Each line containing the word "content" must be reported.

*** Source material

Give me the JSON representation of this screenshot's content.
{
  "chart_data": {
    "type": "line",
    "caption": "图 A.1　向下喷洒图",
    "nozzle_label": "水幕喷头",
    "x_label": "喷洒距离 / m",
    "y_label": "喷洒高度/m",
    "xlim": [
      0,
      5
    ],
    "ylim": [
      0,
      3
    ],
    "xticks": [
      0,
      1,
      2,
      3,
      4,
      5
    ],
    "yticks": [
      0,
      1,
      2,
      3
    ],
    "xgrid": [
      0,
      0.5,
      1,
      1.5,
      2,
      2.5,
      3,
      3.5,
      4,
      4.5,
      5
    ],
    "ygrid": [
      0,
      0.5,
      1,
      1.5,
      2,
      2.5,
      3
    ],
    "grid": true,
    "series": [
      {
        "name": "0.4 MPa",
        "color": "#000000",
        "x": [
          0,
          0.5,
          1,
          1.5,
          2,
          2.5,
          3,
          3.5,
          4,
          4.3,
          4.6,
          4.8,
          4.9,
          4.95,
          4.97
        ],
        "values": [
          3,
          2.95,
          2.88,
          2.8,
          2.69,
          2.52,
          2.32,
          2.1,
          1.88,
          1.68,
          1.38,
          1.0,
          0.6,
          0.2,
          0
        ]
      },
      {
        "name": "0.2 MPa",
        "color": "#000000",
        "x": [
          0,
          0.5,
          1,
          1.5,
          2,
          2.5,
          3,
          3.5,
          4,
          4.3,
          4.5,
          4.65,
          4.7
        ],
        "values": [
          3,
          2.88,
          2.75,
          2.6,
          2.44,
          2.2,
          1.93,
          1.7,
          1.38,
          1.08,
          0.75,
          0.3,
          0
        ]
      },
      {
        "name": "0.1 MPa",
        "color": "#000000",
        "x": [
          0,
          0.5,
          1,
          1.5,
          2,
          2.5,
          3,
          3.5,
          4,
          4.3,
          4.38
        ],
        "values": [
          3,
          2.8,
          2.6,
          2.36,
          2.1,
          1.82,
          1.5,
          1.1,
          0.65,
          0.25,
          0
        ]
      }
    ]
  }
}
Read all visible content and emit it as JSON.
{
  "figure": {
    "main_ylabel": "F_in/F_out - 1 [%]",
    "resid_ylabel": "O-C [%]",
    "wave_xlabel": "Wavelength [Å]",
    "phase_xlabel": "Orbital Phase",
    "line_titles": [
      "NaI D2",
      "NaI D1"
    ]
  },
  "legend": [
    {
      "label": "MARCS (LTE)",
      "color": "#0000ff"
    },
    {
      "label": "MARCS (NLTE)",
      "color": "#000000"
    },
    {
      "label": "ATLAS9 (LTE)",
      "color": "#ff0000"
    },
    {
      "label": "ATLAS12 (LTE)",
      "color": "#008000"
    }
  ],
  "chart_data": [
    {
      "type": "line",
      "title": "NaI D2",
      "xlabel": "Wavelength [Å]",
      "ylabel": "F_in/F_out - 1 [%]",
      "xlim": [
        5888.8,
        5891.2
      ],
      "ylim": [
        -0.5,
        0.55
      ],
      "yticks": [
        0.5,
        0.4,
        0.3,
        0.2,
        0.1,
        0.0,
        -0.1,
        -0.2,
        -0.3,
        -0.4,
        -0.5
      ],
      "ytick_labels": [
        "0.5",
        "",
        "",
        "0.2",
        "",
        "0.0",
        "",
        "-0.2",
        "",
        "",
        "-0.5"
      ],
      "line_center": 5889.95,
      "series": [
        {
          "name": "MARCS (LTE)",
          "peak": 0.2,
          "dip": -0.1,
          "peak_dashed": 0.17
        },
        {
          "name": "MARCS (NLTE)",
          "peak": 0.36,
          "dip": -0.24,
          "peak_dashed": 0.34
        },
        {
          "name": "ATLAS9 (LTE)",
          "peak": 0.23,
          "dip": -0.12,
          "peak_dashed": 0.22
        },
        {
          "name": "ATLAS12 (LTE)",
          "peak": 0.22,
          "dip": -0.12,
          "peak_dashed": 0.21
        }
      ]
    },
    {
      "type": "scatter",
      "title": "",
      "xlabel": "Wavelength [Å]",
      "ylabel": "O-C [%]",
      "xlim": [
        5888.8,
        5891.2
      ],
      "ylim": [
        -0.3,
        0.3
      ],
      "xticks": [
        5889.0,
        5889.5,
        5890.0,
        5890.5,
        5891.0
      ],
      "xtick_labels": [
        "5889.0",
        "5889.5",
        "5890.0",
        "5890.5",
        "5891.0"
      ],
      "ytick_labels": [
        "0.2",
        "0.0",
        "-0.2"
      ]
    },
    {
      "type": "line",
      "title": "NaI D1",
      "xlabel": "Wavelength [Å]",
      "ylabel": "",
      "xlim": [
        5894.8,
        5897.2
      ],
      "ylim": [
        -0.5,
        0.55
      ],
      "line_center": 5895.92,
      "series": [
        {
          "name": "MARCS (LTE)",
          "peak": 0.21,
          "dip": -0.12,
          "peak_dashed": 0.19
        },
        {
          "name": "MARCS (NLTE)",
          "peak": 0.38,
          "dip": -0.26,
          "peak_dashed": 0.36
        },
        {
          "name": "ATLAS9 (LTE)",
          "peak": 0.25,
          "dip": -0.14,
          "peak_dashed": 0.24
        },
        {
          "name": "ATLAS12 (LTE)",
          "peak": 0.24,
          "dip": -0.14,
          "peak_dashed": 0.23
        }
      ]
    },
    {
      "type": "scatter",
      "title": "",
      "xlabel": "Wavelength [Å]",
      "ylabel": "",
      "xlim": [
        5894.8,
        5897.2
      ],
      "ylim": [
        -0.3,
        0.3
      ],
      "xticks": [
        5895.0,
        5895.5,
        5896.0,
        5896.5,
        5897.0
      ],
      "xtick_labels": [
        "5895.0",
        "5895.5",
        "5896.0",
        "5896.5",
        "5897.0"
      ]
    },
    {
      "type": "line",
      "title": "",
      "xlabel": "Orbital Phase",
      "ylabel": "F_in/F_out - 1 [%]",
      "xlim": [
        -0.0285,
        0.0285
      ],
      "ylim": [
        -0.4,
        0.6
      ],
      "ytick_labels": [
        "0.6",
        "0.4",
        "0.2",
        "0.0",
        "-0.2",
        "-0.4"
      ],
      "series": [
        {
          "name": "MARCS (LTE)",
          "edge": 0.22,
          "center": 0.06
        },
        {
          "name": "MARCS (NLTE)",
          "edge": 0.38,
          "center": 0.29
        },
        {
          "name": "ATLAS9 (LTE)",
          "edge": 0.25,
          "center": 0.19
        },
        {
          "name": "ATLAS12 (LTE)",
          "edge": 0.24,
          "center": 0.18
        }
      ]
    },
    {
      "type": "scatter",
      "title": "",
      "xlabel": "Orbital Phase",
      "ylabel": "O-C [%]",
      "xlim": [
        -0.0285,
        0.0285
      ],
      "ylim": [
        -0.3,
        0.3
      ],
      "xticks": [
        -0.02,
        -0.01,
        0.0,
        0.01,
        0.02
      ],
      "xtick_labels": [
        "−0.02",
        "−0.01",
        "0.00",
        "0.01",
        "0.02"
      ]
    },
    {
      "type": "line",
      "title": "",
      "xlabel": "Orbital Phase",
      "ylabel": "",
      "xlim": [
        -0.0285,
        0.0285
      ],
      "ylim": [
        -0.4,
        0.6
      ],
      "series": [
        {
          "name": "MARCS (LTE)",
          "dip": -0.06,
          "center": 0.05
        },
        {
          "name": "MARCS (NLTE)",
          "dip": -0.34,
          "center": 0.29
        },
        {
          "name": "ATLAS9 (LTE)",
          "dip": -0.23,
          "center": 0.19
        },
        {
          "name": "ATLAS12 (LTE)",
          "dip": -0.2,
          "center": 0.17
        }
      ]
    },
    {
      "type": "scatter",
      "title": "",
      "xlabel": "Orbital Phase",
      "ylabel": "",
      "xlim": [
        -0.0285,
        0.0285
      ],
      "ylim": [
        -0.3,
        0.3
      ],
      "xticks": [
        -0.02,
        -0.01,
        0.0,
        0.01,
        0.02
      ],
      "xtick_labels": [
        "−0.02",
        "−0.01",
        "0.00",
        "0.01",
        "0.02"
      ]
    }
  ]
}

******

• [Answer for this exercise]:
Give me the JSON representation of this screenshot's content.
Read all visible content and emit it as JSON.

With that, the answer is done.